GIVEN TEXT:
-- BEGIN --

Dynamic time warping (DTW) has proven to be an extremely effective method for both aligning and matching sequences. However, its performance is heavily affected by factors such as the feature representation used and its adjustable parameters. We therefore investigate automatically optimizing DTW-based alignment and matching of MIDI and audio data. Our approach uses Bayesian optimization to tune system design and parameters over a synthetically-created dataset of audio and MIDI pairs. We then perform an exhaustive search over DTW score normalization techniques to find the optimal method for reporting a reliable alignment confidence score, as required in matching tasks. This results in a DTW-based system which is conceptually simple and highly accurate at both alignment and matching. We also verify that this system achieves high performance in a large-scale qualitative evaluation of real-world alignments.
Unfortunately, DTW can be far too inefficient for large-scale search when sequences are very long and consist of high-dimensional feature vectors. We therefore propose a method for mapping sequences of continuously-valued feature vectors to downsampled sequences of binary vectors. Our approach involves training a pair of convolutional networks to map paired groups of subsequent feature vectors to a Hamming space where similarity is preserved. Evaluated on the task of matching MIDI files to a large database of audio recordings, we show that this technique enables 99.99\% of the database to be discarded with a modest false reject rate while only requiring 0.2\% of the time to compute.

-- END --

EXCERPTED RECORDS:
-- BEGIN --

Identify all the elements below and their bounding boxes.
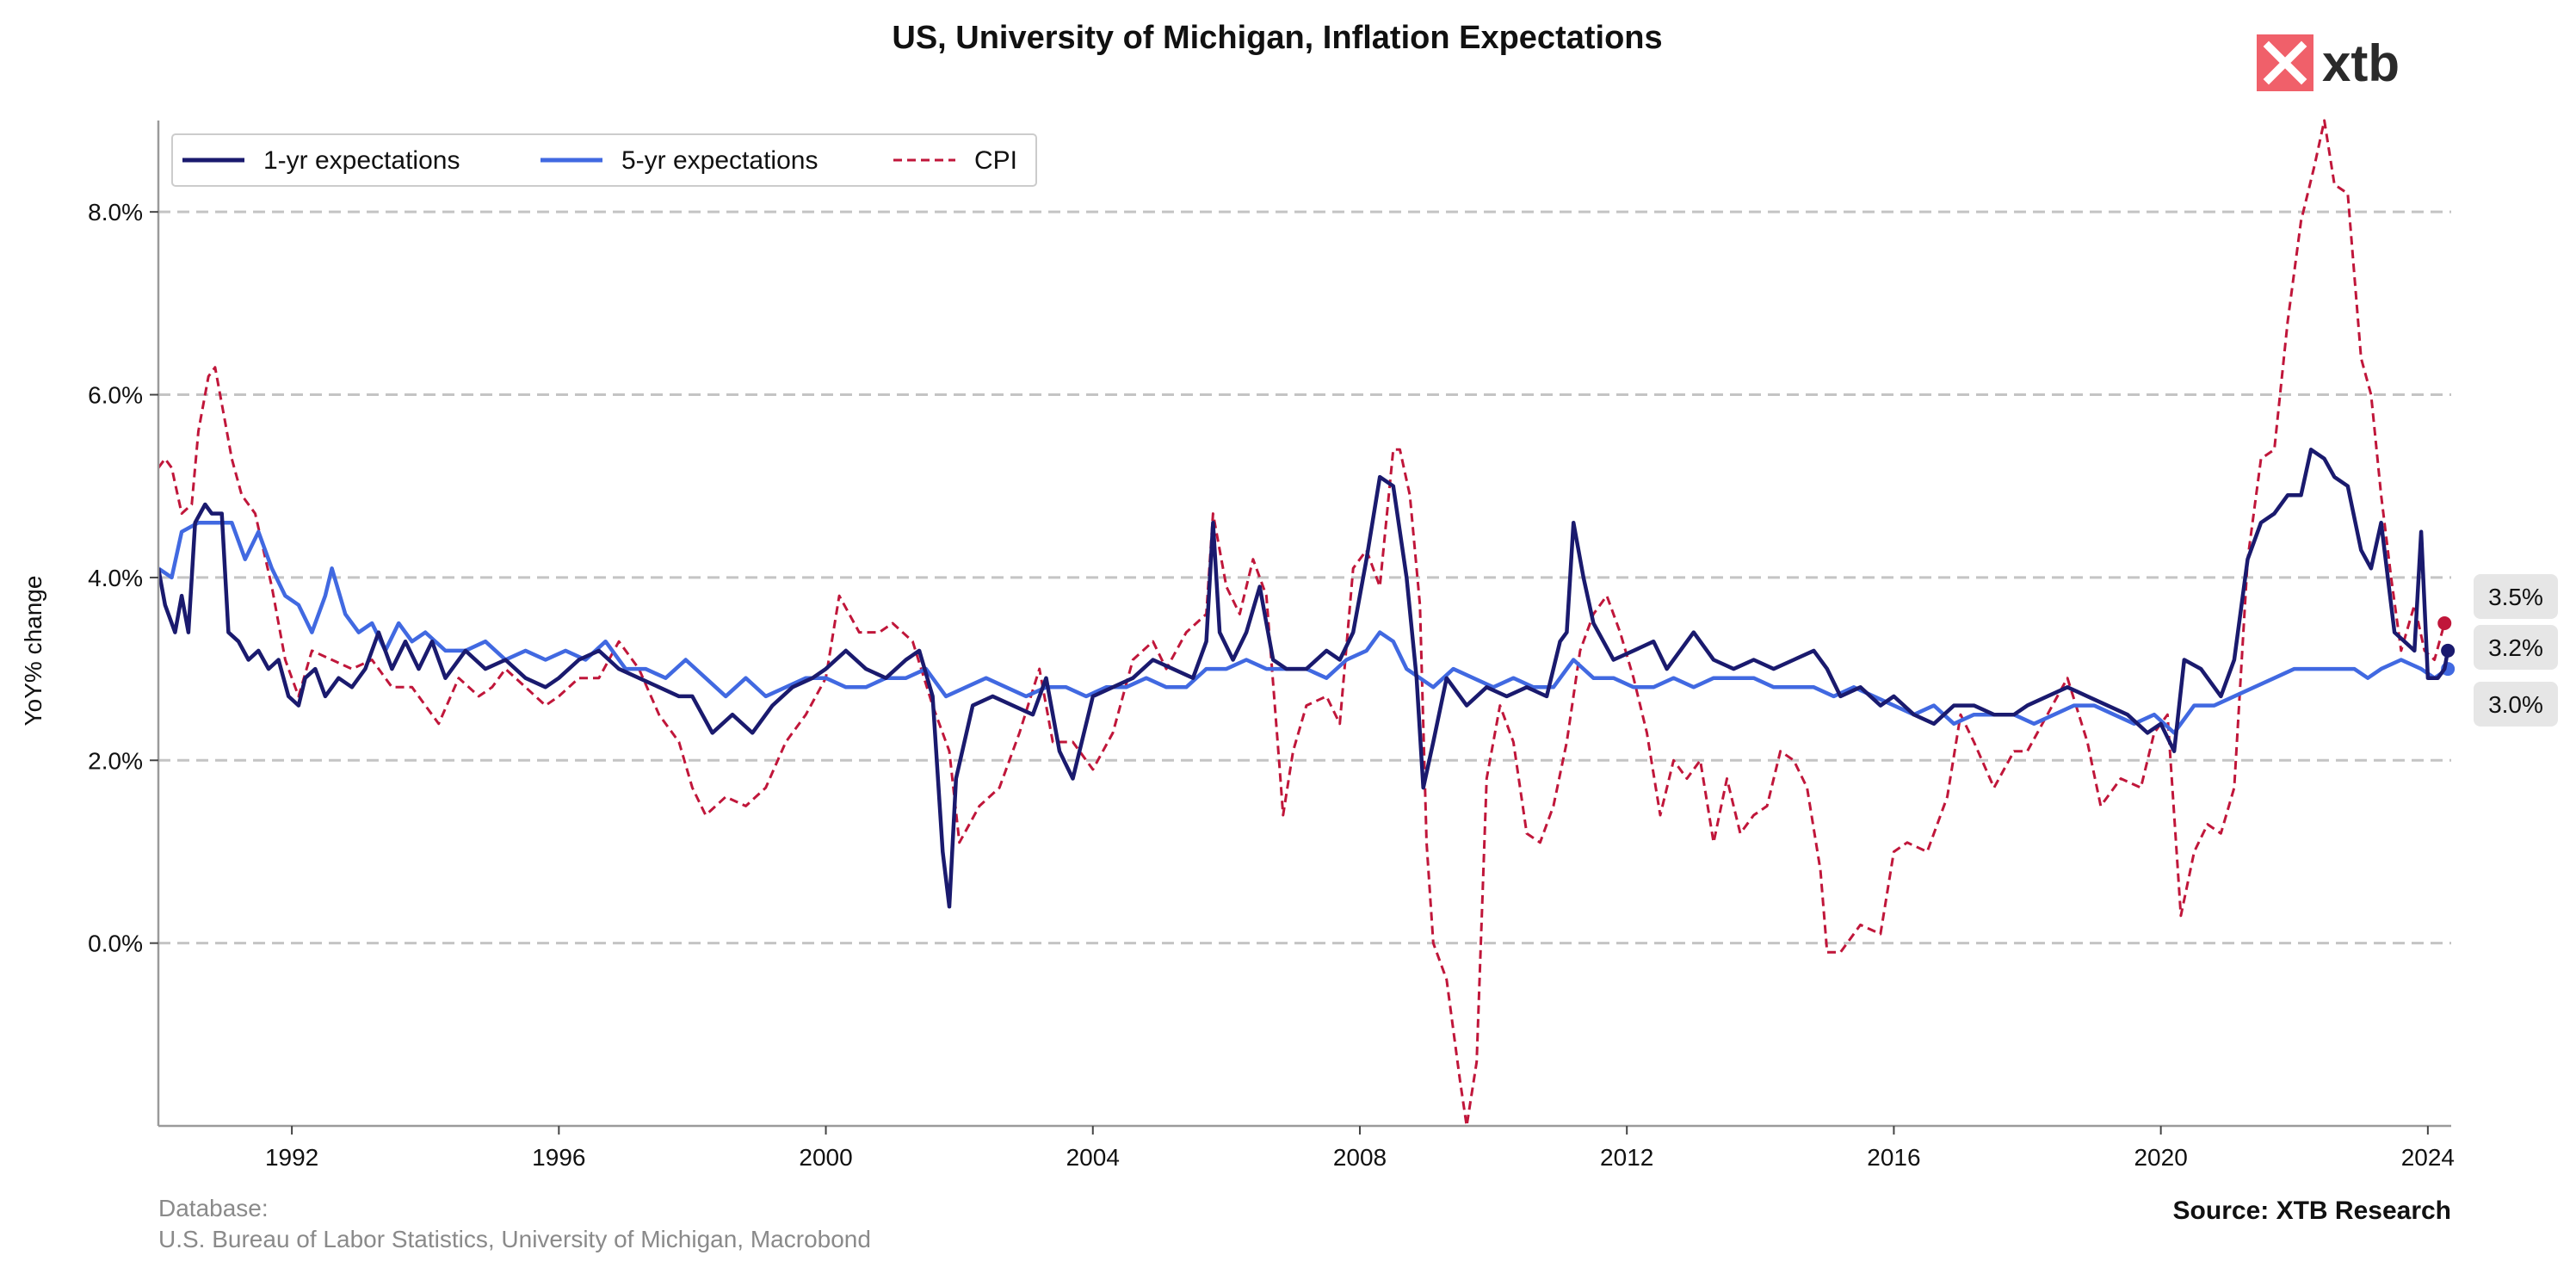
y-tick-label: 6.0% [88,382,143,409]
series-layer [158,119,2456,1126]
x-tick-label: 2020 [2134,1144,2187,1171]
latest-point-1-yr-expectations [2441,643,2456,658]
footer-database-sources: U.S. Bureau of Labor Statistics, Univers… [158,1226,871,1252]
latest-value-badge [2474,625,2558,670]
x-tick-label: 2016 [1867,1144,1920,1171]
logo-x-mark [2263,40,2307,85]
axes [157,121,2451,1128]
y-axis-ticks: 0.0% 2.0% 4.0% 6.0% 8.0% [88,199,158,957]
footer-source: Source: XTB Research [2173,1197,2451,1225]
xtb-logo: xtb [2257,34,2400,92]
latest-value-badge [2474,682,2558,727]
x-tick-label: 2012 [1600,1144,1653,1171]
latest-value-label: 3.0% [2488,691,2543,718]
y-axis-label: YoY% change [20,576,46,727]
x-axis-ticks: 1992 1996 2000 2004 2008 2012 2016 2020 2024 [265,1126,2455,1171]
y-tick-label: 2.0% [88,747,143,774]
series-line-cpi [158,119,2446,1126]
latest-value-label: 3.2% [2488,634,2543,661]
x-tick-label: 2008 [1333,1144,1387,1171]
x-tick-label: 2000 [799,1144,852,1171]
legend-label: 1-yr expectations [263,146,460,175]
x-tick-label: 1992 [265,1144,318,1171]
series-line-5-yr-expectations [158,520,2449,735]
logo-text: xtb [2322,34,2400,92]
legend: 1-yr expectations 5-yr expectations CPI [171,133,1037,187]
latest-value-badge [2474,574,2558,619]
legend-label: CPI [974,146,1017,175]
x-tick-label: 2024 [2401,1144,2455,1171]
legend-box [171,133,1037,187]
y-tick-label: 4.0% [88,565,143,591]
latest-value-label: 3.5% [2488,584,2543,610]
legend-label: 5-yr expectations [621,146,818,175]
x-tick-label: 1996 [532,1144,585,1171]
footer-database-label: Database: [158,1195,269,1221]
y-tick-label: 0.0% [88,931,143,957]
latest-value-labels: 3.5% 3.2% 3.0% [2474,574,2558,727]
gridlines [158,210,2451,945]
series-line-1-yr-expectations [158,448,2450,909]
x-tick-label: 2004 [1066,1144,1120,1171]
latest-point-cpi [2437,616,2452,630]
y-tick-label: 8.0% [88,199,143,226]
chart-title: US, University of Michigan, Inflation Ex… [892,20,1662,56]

-- END --

WHAT YOU WILL DO:
**a)** Retype the passage on dynamic time warping between "Unfortunately, DTW can" and "time to compute.", inclusive.
**b)** Echo verbatim the lines of the records between the lines holding "y-tick-label: 6.0% [88,382,143,409]" and "x-tick-label: 2008 [1333,1144,1387,1171]", inclusive.
The records are unrelated to the passage on dynamic time warping.

TASK ANSWERS:
**a)**
Unfortunately, DTW can be far too inefficient for large-scale search when sequences are very long and consist of high-dimensional feature vectors. We therefore propose a method for mapping sequences of continuously-valued feature vectors to downsampled sequences of binary vectors. Our approach involves training a pair of convolutional networks to map paired groups of subsequent feature vectors to a Hamming space where similarity is preserved. Evaluated on the task of matching MIDI files to a large database of audio recordings, we show that this technique enables 99.99\% of the database to be discarded with a modest false reject rate while only requiring 0.2\% of the time to compute.

**b)**
y-tick-label: 6.0% [88,382,143,409]
series-layer [158,119,2456,1126]
x-tick-label: 2020 [2134,1144,2187,1171]
latest-point-1-yr-expectations [2441,643,2456,658]
footer-database-sources: U.S. Bureau of Labor Statistics, Univers… [158,1226,871,1252]
latest-value-badge [2474,625,2558,670]
x-tick-label: 2016 [1867,1144,1920,1171]
logo-x-mark [2263,40,2307,85]
axes [157,121,2451,1128]
y-axis-ticks: 0.0% 2.0% 4.0% 6.0% 8.0% [88,199,158,957]
footer-source: Source: XTB Research [2173,1197,2451,1225]
xtb-logo: xtb [2257,34,2400,92]
latest-value-badge [2474,682,2558,727]
x-tick-label: 2012 [1600,1144,1653,1171]
latest-value-label: 3.0% [2488,691,2543,718]
y-axis-label: YoY% change [20,576,46,727]
x-axis-ticks: 1992 1996 2000 2004 2008 2012 2016 2020 2024 [265,1126,2455,1171]
y-tick-label: 2.0% [88,747,143,774]
series-line-cpi [158,119,2446,1126]
latest-value-label: 3.2% [2488,634,2543,661]
x-tick-label: 2008 [1333,1144,1387,1171]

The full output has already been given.